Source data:
___
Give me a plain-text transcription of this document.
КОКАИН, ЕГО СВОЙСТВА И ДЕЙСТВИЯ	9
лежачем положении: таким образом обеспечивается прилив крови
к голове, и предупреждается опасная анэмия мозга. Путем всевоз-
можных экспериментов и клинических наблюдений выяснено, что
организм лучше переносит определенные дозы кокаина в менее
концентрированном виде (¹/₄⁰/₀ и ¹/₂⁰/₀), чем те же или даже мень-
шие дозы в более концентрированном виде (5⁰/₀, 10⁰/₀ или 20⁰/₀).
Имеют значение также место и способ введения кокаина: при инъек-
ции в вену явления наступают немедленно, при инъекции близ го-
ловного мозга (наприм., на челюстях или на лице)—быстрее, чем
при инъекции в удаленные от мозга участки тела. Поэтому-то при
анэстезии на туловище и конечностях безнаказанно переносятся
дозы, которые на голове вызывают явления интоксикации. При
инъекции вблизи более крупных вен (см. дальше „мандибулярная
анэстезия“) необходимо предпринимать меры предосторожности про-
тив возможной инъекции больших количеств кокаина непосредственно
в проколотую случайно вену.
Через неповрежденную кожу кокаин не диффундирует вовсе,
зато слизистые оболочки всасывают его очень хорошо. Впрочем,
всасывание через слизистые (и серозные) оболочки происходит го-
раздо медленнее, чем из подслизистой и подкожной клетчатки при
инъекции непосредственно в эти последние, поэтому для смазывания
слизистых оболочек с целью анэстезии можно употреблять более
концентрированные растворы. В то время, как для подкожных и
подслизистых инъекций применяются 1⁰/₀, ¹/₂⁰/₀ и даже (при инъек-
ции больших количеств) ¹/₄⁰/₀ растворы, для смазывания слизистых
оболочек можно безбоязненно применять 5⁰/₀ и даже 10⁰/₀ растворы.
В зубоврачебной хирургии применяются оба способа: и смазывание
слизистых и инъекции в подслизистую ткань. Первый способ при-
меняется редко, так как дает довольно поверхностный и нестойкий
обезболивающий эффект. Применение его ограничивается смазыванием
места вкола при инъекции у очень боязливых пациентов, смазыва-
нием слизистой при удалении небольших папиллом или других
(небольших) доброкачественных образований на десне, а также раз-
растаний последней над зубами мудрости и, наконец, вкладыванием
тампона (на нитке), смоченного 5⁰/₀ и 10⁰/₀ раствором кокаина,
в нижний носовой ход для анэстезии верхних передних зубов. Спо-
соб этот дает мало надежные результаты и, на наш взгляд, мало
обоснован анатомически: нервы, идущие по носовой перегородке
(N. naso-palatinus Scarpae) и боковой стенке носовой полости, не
___
Show every line of the records above that contains the word "дозы".

организм лучше переносит определенные дозы кокаина в менее
шие дозы в более концентрированном виде (5⁰/₀, 10⁰/₀ или 20⁰/₀).
дозы, которые на голове вызывают явления интоксикации. При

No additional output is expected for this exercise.